Objective — Show all lines from the data that include the word "title".

[Start Provided information]

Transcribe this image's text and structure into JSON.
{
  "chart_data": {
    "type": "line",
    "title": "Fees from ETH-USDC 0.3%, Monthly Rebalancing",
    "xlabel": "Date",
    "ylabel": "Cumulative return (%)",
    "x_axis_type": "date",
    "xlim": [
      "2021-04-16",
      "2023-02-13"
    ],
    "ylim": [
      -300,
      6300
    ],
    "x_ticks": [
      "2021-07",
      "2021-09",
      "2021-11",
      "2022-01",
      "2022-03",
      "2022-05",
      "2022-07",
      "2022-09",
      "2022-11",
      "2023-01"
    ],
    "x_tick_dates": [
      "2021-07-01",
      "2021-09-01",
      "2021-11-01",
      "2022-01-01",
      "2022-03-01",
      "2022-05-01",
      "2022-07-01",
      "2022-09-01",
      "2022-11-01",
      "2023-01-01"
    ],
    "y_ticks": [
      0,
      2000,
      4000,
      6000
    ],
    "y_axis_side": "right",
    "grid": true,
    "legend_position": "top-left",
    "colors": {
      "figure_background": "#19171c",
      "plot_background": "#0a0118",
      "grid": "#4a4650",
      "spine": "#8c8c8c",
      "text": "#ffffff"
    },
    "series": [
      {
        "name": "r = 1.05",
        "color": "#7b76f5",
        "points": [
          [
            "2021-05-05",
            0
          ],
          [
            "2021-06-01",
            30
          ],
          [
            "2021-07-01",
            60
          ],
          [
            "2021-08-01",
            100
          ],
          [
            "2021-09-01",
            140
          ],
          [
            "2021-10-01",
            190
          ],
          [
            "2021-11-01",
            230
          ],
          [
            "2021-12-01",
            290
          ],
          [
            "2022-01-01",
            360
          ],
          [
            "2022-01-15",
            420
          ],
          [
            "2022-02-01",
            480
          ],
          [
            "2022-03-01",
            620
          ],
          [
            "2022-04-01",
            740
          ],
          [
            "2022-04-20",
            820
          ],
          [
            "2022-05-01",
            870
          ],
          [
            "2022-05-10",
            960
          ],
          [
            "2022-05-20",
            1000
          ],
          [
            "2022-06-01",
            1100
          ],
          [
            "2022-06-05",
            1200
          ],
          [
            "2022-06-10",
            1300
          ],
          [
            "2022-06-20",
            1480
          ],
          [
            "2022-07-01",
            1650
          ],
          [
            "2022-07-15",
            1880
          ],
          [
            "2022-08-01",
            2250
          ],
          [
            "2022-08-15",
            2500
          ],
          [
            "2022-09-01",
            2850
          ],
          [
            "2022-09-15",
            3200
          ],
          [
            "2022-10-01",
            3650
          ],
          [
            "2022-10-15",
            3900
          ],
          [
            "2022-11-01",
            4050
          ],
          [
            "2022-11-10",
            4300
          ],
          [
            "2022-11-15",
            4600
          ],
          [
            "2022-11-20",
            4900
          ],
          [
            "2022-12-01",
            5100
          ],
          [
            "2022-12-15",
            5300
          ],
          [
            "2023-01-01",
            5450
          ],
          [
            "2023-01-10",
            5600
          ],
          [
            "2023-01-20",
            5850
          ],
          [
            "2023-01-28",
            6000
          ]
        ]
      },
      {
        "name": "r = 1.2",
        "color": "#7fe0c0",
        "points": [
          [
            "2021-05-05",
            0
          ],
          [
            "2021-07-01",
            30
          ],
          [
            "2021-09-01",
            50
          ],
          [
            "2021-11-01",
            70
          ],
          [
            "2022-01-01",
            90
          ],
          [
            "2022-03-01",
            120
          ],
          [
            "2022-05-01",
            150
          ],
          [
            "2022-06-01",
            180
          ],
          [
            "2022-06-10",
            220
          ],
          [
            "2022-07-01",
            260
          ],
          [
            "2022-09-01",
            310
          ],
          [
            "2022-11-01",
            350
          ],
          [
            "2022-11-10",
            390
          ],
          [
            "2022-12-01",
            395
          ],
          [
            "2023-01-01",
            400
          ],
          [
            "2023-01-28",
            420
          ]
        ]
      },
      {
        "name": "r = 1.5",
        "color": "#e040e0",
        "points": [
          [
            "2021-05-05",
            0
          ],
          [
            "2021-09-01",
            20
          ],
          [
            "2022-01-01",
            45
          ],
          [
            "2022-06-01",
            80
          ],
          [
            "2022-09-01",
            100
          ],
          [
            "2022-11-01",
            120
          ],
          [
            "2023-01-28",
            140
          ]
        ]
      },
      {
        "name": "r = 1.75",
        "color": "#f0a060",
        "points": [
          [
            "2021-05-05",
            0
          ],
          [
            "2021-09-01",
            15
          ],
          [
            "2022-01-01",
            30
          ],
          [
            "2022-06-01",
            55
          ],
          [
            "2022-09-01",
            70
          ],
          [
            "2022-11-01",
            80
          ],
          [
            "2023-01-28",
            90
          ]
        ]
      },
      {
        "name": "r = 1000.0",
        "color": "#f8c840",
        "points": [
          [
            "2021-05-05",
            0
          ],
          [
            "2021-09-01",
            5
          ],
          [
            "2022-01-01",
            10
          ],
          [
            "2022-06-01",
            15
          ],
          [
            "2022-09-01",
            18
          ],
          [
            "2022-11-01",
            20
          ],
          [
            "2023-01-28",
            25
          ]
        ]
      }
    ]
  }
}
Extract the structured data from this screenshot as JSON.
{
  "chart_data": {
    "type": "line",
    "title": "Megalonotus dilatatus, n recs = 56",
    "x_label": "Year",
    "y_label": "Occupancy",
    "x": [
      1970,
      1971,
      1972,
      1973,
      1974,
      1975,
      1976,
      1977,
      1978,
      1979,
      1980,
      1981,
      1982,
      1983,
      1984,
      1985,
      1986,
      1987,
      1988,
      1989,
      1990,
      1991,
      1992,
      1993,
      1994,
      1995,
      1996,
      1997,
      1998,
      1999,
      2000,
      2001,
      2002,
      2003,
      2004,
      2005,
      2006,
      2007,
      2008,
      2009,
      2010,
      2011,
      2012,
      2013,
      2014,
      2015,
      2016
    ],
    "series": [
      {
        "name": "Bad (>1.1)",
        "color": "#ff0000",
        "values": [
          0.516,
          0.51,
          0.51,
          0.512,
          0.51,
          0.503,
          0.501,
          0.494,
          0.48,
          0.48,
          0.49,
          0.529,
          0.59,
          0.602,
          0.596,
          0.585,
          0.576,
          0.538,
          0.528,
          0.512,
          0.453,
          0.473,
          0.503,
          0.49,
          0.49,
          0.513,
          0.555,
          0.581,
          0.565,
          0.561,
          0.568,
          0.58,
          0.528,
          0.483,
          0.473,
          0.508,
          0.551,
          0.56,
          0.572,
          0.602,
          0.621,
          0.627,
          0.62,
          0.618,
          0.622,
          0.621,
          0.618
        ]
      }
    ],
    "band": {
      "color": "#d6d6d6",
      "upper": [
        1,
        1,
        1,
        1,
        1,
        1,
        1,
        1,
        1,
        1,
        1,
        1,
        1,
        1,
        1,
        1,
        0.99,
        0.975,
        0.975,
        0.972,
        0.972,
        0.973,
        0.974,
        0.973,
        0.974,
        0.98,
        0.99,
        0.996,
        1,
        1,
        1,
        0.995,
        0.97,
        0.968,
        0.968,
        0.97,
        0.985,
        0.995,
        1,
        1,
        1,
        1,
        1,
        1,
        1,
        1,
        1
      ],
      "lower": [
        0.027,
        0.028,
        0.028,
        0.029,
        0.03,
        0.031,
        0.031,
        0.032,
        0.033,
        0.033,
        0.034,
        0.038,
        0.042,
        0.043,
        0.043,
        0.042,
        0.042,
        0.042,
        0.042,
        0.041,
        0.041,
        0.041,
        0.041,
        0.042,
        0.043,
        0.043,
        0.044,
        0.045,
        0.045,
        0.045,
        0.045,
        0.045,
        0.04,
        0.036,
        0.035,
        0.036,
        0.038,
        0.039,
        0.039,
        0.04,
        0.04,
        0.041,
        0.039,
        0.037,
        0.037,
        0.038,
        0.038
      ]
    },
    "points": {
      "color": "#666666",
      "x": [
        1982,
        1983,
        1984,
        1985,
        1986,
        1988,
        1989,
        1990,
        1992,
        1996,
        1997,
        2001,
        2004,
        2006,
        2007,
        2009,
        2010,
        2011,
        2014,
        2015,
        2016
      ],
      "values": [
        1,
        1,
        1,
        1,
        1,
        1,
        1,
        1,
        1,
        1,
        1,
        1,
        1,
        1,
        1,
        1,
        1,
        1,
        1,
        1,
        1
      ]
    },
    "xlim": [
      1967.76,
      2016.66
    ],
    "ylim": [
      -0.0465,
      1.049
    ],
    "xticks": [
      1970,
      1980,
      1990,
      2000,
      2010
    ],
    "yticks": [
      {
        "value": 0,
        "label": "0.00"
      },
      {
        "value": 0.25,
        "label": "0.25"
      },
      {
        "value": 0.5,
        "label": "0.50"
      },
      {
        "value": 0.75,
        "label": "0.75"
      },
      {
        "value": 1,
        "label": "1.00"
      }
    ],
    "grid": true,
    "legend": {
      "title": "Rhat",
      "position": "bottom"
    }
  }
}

[End Provided information]

Finished task —
    "title": "Fees from ETH-USDC 0.3%, Monthly Rebalancing",
    "title": "Megalonotus dilatatus, n recs = 56",
      "title": "Rhat",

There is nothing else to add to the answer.